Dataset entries

___

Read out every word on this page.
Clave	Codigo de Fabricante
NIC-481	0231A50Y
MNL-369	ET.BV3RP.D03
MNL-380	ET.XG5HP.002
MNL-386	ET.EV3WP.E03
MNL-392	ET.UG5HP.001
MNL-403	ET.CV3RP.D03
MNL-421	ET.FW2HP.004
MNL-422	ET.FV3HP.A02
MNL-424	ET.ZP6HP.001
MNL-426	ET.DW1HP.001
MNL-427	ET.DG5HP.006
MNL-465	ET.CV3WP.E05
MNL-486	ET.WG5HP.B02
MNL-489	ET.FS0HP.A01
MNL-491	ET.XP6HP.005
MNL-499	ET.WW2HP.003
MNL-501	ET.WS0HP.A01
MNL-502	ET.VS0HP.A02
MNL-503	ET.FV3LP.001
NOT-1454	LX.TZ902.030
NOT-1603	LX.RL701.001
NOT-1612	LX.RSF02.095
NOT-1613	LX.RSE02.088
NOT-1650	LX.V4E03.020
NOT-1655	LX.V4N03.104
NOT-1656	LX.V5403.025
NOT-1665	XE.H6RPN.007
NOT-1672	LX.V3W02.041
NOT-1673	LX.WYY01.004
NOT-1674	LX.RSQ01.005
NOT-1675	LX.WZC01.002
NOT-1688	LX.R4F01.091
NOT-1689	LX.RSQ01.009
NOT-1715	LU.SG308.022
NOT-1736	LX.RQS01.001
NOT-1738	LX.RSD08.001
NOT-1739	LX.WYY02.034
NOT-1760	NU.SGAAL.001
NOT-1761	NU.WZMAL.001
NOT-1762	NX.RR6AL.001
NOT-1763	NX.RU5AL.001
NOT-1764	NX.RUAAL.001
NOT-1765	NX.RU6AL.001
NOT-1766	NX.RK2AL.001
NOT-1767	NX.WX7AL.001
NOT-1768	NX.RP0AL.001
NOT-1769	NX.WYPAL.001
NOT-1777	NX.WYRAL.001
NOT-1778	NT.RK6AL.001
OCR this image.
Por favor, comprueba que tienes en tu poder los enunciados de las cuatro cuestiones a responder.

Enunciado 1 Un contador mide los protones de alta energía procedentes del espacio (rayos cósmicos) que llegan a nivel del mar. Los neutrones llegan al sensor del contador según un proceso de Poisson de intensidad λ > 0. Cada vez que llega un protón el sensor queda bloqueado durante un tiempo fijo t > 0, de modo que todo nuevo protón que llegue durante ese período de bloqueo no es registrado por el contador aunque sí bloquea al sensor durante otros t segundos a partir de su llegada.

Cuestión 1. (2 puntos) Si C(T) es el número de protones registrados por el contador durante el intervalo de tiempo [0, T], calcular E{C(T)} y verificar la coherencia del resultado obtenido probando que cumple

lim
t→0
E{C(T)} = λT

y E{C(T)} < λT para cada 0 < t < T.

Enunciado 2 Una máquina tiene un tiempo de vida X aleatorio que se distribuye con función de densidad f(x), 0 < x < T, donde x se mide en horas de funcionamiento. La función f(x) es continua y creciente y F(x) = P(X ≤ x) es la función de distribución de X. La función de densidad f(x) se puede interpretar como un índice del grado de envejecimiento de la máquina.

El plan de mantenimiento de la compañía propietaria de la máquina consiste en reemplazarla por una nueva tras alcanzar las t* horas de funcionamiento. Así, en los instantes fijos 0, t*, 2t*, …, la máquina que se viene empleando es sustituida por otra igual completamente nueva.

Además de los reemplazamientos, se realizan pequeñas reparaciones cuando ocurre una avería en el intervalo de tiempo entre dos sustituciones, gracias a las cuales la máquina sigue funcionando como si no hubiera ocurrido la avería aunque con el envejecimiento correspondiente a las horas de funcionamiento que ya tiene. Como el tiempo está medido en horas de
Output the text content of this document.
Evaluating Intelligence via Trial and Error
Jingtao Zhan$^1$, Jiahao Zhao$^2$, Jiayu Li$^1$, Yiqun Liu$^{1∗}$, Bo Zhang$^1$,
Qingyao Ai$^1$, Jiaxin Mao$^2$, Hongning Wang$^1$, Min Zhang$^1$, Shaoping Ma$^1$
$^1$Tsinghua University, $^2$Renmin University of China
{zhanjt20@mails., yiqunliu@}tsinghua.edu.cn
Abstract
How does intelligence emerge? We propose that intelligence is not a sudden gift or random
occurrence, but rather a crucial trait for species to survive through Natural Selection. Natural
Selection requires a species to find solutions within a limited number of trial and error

___

Exercise requirements: Your task is to output all of the data above word for word.

Task result:
Read out every word on this page.
Clave	Codigo de Fabricante
NIC-481	0231A50Y
MNL-369	ET.BV3RP.D03
MNL-380	ET.XG5HP.002
MNL-386	ET.EV3WP.E03
MNL-392	ET.UG5HP.001
MNL-403	ET.CV3RP.D03
MNL-421	ET.FW2HP.004
MNL-422	ET.FV3HP.A02
MNL-424	ET.ZP6HP.001
MNL-426	ET.DW1HP.001
MNL-427	ET.DG5HP.006
MNL-465	ET.CV3WP.E05
MNL-486	ET.WG5HP.B02
MNL-489	ET.FS0HP.A01
MNL-491	ET.XP6HP.005
MNL-499	ET.WW2HP.003
MNL-501	ET.WS0HP.A01
MNL-502	ET.VS0HP.A02
MNL-503	ET.FV3LP.001
NOT-1454	LX.TZ902.030
NOT-1603	LX.RL701.001
NOT-1612	LX.RSF02.095
NOT-1613	LX.RSE02.088
NOT-1650	LX.V4E03.020
NOT-1655	LX.V4N03.104
NOT-1656	LX.V5403.025
NOT-1665	XE.H6RPN.007
NOT-1672	LX.V3W02.041
NOT-1673	LX.WYY01.004
NOT-1674	LX.RSQ01.005
NOT-1675	LX.WZC01.002
NOT-1688	LX.R4F01.091
NOT-1689	LX.RSQ01.009
NOT-1715	LU.SG308.022
NOT-1736	LX.RQS01.001
NOT-1738	LX.RSD08.001
NOT-1739	LX.WYY02.034
NOT-1760	NU.SGAAL.001
NOT-1761	NU.WZMAL.001
NOT-1762	NX.RR6AL.001
NOT-1763	NX.RU5AL.001
NOT-1764	NX.RUAAL.001
NOT-1765	NX.RU6AL.001
NOT-1766	NX.RK2AL.001
NOT-1767	NX.WX7AL.001
NOT-1768	NX.RP0AL.001
NOT-1769	NX.WYPAL.001
NOT-1777	NX.WYRAL.001
NOT-1778	NT.RK6AL.001
OCR this image.
Por favor, comprueba que tienes en tu poder los enunciados de las cuatro cuestiones a responder.

Enunciado 1 Un contador mide los protones de alta energía procedentes del espacio (rayos cósmicos) que llegan a nivel del mar. Los neutrones llegan al sensor del contador según un proceso de Poisson de intensidad λ > 0. Cada vez que llega un protón el sensor queda bloqueado durante un tiempo fijo t > 0, de modo que todo nuevo protón que llegue durante ese período de bloqueo no es registrado por el contador aunque sí bloquea al sensor durante otros t segundos a partir de su llegada.

Cuestión 1. (2 puntos) Si C(T) es el número de protones registrados por el contador durante el intervalo de tiempo [0, T], calcular E{C(T)} y verificar la coherencia del resultado obtenido probando que cumple

lim
t→0
E{C(T)} = λT

y E{C(T)} < λT para cada 0 < t < T.

Enunciado 2 Una máquina tiene un tiempo de vida X aleatorio que se distribuye con función de densidad f(x), 0 < x < T, donde x se mide en horas de funcionamiento. La función f(x) es continua y creciente y F(x) = P(X ≤ x) es la función de distribución de X. La función de densidad f(x) se puede interpretar como un índice del grado de envejecimiento de la máquina.

El plan de mantenimiento de la compañía propietaria de la máquina consiste en reemplazarla por una nueva tras alcanzar las t* horas de funcionamiento. Así, en los instantes fijos 0, t*, 2t*, …, la máquina que se viene empleando es sustituida por otra igual completamente nueva.

Además de los reemplazamientos, se realizan pequeñas reparaciones cuando ocurre una avería en el intervalo de tiempo entre dos sustituciones, gracias a las cuales la máquina sigue funcionando como si no hubiera ocurrido la avería aunque con el envejecimiento correspondiente a las horas de funcionamiento que ya tiene. Como el tiempo está medido en horas de
Output the text content of this document.
Evaluating Intelligence via Trial and Error
Jingtao Zhan$^1$, Jiahao Zhao$^2$, Jiayu Li$^1$, Yiqun Liu$^{1∗}$, Bo Zhang$^1$,
Qingyao Ai$^1$, Jiaxin Mao$^2$, Hongning Wang$^1$, Min Zhang$^1$, Shaoping Ma$^1$
$^1$Tsinghua University, $^2$Renmin University of China
{zhanjt20@mails., yiqunliu@}tsinghua.edu.cn
Abstract
How does intelligence emerge? We propose that intelligence is not a sudden gift or random
occurrence, but rather a crucial trait for species to survive through Natural Selection. Natural
Selection requires a species to find solutions within a limited number of trial and error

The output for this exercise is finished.